# Written exercise
From the entries below, copy every line that holds the word "русского".
[Begin Excerpted records]
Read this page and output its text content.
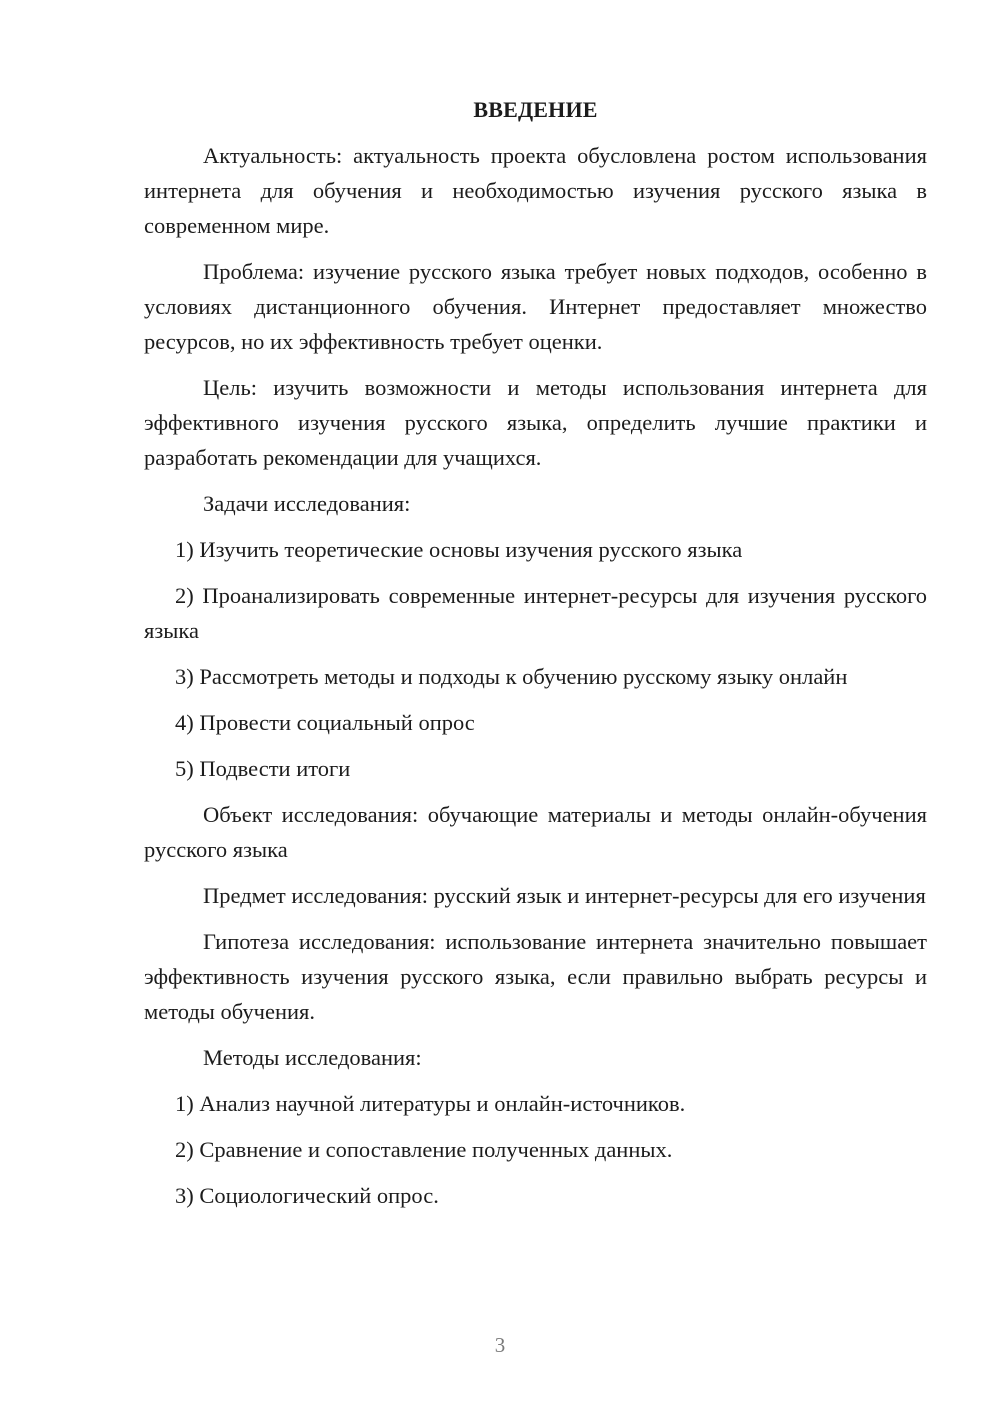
ВВЕДЕНИЕ

Актуальность: актуальность проекта обусловлена ростом использования интернета для обучения и необходимостью изучения русского языка в современном мире.

Проблема: изучение русского языка требует новых подходов, особенно в условиях дистанционного обучения. Интернет предоставляет множество ресурсов, но их эффективность требует оценки.

Цель: изучить возможности и методы использования интернета для эффективного изучения русского языка, определить лучшие практики и разработать рекомендации для учащихся.

Задачи исследования:

1) Изучить теоретические основы изучения русского языка

2) Проанализировать современные интернет-ресурсы для изучения русского языка

3) Рассмотреть методы и подходы к обучению русскому языку онлайн

4) Провести социальный опрос

5) Подвести итоги

Объект исследования: обучающие материалы и методы онлайн-обучения русского языка

Предмет исследования: русский язык и интернет-ресурсы для его изучения

Гипотеза исследования: использование интернета значительно повышает эффективность изучения русского языка, если правильно выбрать ресурсы и методы обучения.

Методы исследования:

1) Анализ научной литературы и онлайн-источников.

2) Сравнение и сопоставление полученных данных.

3) Социологический опрос.

3
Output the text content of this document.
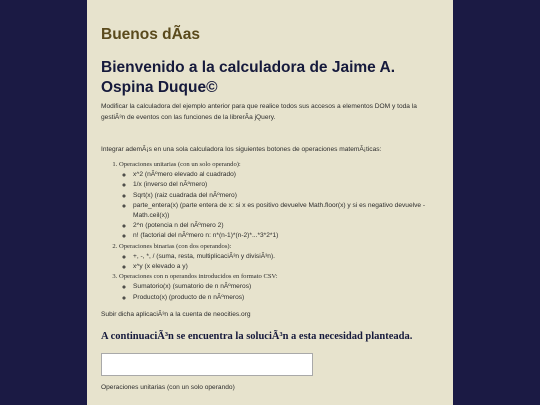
Buenos dÃas
Bienvenido a la calculadora de Jaime A. Ospina Duque©

Modificar la calculadora del ejemplo anterior para que realice todos sus accesos a elementos DOM y toda la gestiÃ³n de eventos con las funciones de la librerÃa jQuery.

Integrar ademÃ¡s en una sola calculadora los siguientes botones de operaciones matemÃ¡ticas:

1. Operaciones unitarias (con un solo operando):
◦ x^2 (nÃºmero elevado al cuadrado)
◦ 1/x (inverso del nÃºmero)
◦ Sqrt(x) (raiz cuadrada del nÃºmero)
◦ parte_entera(x) (parte entera de x: si x es positivo devuelve Math.floor(x) y si es negativo devuelve - Math.ceil(x))
◦ 2^n (potencia n del nÃºmero 2)
◦ n! (factorial del nÃºmero n: n*(n-1)*(n-2)*...*3*2*1)
2. Operaciones binarias (con dos operandos):
◦ +, -, *, / (suma, resta, multiplicaciÃ³n y divisiÃ³n).
◦ x^y (x elevado a y)
3. Operaciones con n operandos introducidos en formato CSV:
◦ Sumatorio(x) (sumatorio de n nÃºmeros)
◦ Producto(x) (producto de n nÃºmeros)

Subir dicha aplicaciÃ³n a la cuenta de neocities.org

A continuaciÃ³n se encuentra la soluciÃ³n a esta necesidad planteada.

Operaciones unitarias (con un solo operando)
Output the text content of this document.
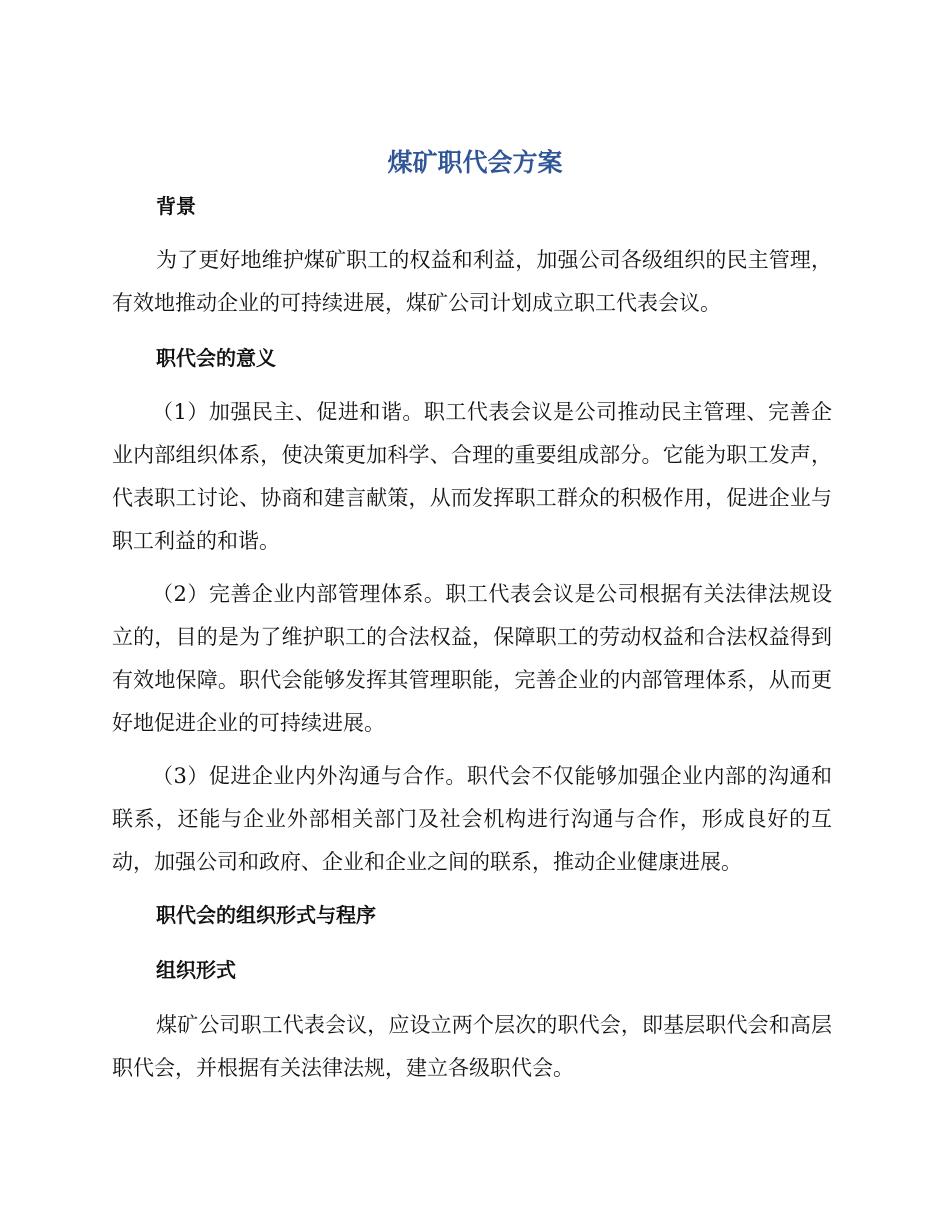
煤矿职代会方案
背景

为了更好地维护煤矿职工的权益和利益，加强公司各级组织的民主管理，有效地推动企业的可持续进展，煤矿公司计划成立职工代表会议。

职代会的意义

（1）加强民主、促进和谐。职工代表会议是公司推动民主管理、完善企业内部组织体系，使决策更加科学、合理的重要组成部分。它能为职工发声，代表职工讨论、协商和建言献策，从而发挥职工群众的积极作用，促进企业与职工利益的和谐。

（2）完善企业内部管理体系。职工代表会议是公司根据有关法律法规设立的，目的是为了维护职工的合法权益，保障职工的劳动权益和合法权益得到有效地保障。职代会能够发挥其管理职能，完善企业的内部管理体系，从而更好地促进企业的可持续进展。

（3）促进企业内外沟通与合作。职代会不仅能够加强企业内部的沟通和联系，还能与企业外部相关部门及社会机构进行沟通与合作，形成良好的互动，加强公司和政府、企业和企业之间的联系，推动企业健康进展。

职代会的组织形式与程序
组织形式

煤矿公司职工代表会议，应设立两个层次的职代会，即基层职代会和高层职代会，并根据有关法律法规，建立各级职代会。
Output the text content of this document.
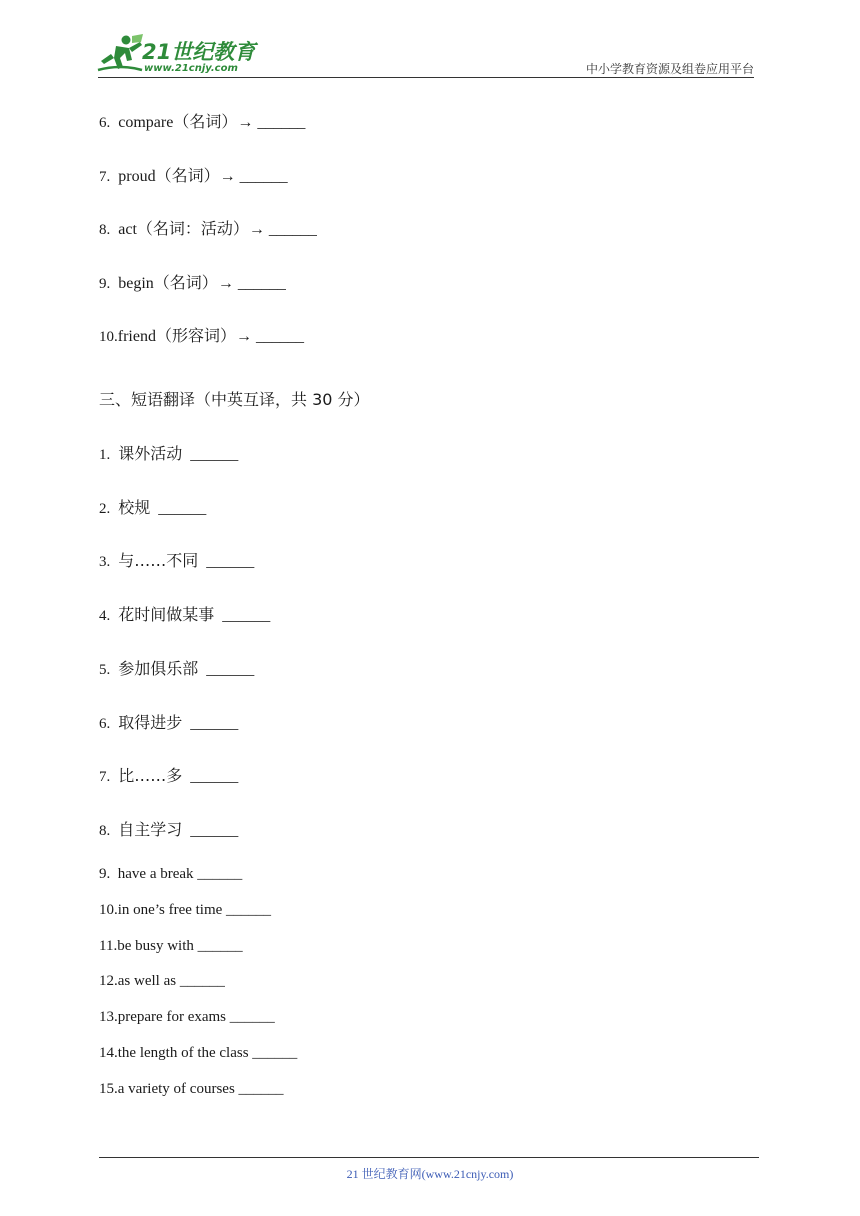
21世纪教育
www.21cnjy.com	中小学教育资源及组卷应用平台
6. compare（名词）→ ______
7. proud（名词）→ ______
8. act（名词：活动）→ ______
9. begin（名词）→ ______
10.friend（形容词）→ ______
三、短语翻译（中英互译，共 30 分）
1. 课外活动 ______
2. 校规 ______
3. 与……不同 ______
4. 花时间做某事 ______
5. 参加俱乐部 ______
6. 取得进步 ______
7. 比……多 ______
8. 自主学习 ______
9. have a break ______
10.in one’s free time ______
11.be busy with ______
12.as well as ______
13.prepare for exams ______
14.the length of the class ______
15.a variety of courses ______
21 世纪教育网(www.21cnjy.com)
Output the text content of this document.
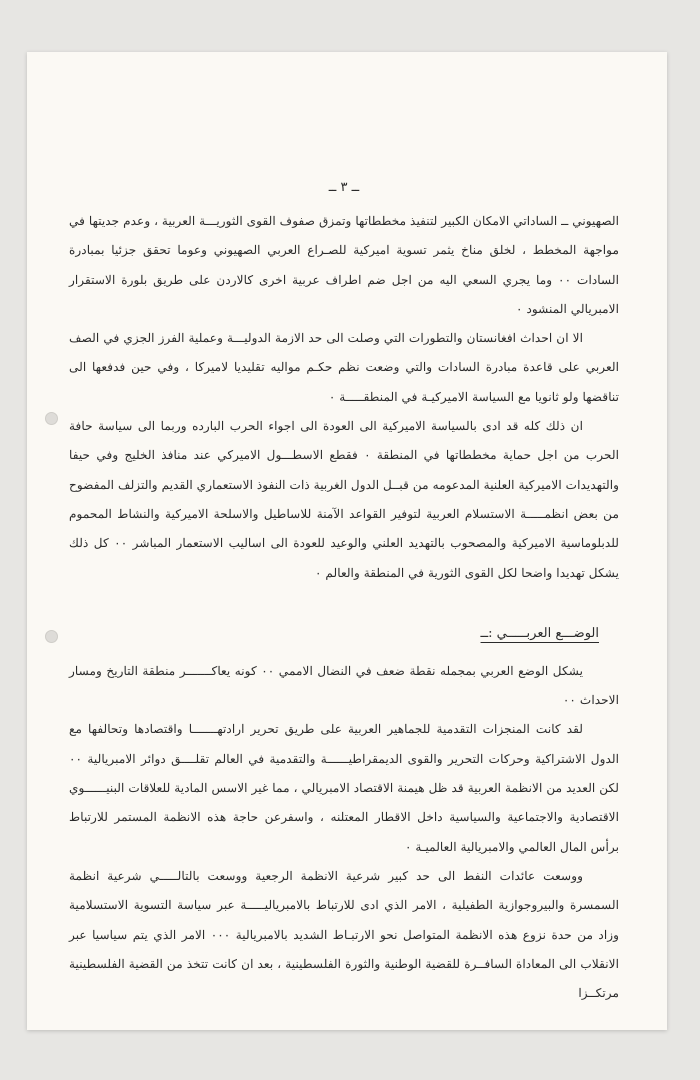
ــ ٣ ــ

الصهيوني ــ الساداتي الامكان الكبير لتنفيذ مخططاتها وتمزق صفوف القوى الثوريـــة العربية ، وعدم جديتها في مواجهة المخطط ، لخلق مناخ يثمر تسوية اميركية للصـراع العربي الصهيوني وعوما تحقق جزئيا بمبادرة السادات ٠٠ وما يجري السعي اليه من اجل ضم اطراف عربية اخرى كالاردن على طريق بلورة الاستقرار الامبريالي المنشود ٠

الا ان احداث افغانستان والتطورات التي وصلت الى حد الازمة الدوليـــة وعملية الفرز الجزي في الصف العربي على قاعدة مبادرة السادات والتي وضعت نظم حكـم مواليه تقليديا لاميركا ، وفي حين فدفعها الى تناقضها ولو ثانويا مع السياسة الاميركيـة في المنطقـــــة ٠

ان ذلك كله قد ادى بالسياسة الاميركية الى العودة الى اجواء الحرب البارده وربما الى سياسة حافة الحرب من اجل حماية مخططاتها في المنطقة ٠ فقطع الاسطـــول الاميركي عند منافذ الخليج وفي حيفا والتهديدات الاميركية العلنية المدعومه من قبــل الدول الغربية ذات النفوذ الاستعماري القديم والتزلف المفضوح من بعض انظمـــــة الاستسلام العربية لتوفير القواعد الآمنة للاساطيل والاسلحة الاميركية والنشاط المحموم للدبلوماسية الاميركية والمصحوب بالتهديد العلني والوعيد للعودة الى اساليب الاستعمار المباشر ٠٠ كل ذلك يشكل تهديدا واضحا لكل القوى الثورية في المنطقة والعالم ٠

الوضـــع العربـــــي :ــ

يشكل الوضع العربي بمجمله نقطة ضعف في النضال الاممي ٠٠ كونه يعاكـــــــر منطقة التاريخ ومسار الاحداث ٠٠

لقد كانت المنجزات التقدمية للجماهير العربية على طريق تحرير ارادتهـــــــا واقتصادها وتحالفها مع الدول الاشتراكية وحركات التحرير والقوى الديمقراطيــــــة والتقدمية في العالم تقلــــق دوائر الامبريالية ٠٠ لكن العديد من الانظمة العربية قد ظل هيمنة الاقتصاد الامبريالي ، مما غير الاسس المادية للعلاقات البنيــــــوي الاقتصادية والاجتماعية والسياسية داخل الاقطار المعتلنه ، واسفرعن حاجة هذه الانظمة المستمر للارتباط برأس المال العالمي والامبريالية العالميـة ٠

ووسعت عائدات النفط الى حد كبير شرعية الانظمة الرجعية ووسعت بالتالـــــي شرعية انظمة السمسرة والبيروجوازية الطفيلية ، الامر الذي ادى للارتباط بالامبرياليـــــة عبر سياسة التسوية الاستسلامية وزاد من حدة نزوع هذه الانظمة المتواصل نحو الارتبـاط الشديد بالامبريالية ٠٠٠ الامر الذي يتم سياسيا عبر الانقلاب الى المعاداة السافــرة للقضية الوطنية والثورة الفلسطينية ، بعد ان كانت تتخذ من القضية الفلسطينية مرتكــزا
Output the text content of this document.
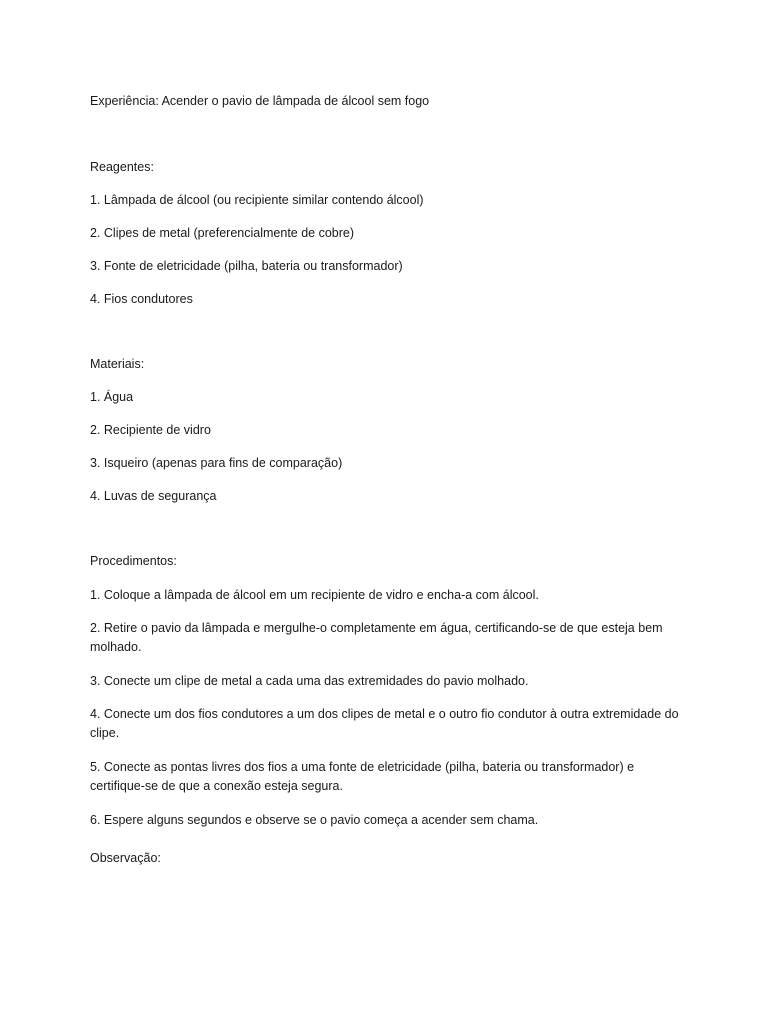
Experiência: Acender o pavio de lâmpada de álcool sem fogo

Reagentes:

1. Lâmpada de álcool (ou recipiente similar contendo álcool)

2. Clipes de metal (preferencialmente de cobre)

3. Fonte de eletricidade (pilha, bateria ou transformador)

4. Fios condutores

Materiais:

1. Água

2. Recipiente de vidro

3. Isqueiro (apenas para fins de comparação)

4. Luvas de segurança

Procedimentos:

1. Coloque a lâmpada de álcool em um recipiente de vidro e encha-a com álcool.

2. Retire o pavio da lâmpada e mergulhe-o completamente em água, certificando-se de que esteja bem molhado.

3. Conecte um clipe de metal a cada uma das extremidades do pavio molhado.

4. Conecte um dos fios condutores a um dos clipes de metal e o outro fio condutor à outra extremidade do clipe.

5. Conecte as pontas livres dos fios a uma fonte de eletricidade (pilha, bateria ou transformador) e certifique-se de que a conexão esteja segura.

6. Espere alguns segundos e observe se o pavio começa a acender sem chama.

Observação:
[End Excerpted records]
# Solution below
Актуальность: актуальность проекта обусловлена ростом использования интернета для обучения и необходимостью изучения русского языка в современном мире.
Проблема: изучение русского языка требует новых подходов, особенно в условиях дистанционного обучения. Интернет предоставляет множество ресурсов, но их эффективность требует оценки.
Цель: изучить возможности и методы использования интернета для эффективного изучения русского языка, определить лучшие практики и разработать рекомендации для учащихся.
1) Изучить теоретические основы изучения русского языка
2) Проанализировать современные интернет-ресурсы для изучения русского языка
Объект исследования: обучающие материалы и методы онлайн-обучения русского языка
Гипотеза исследования: использование интернета значительно повышает эффективность изучения русского языка, если правильно выбрать ресурсы и методы обучения.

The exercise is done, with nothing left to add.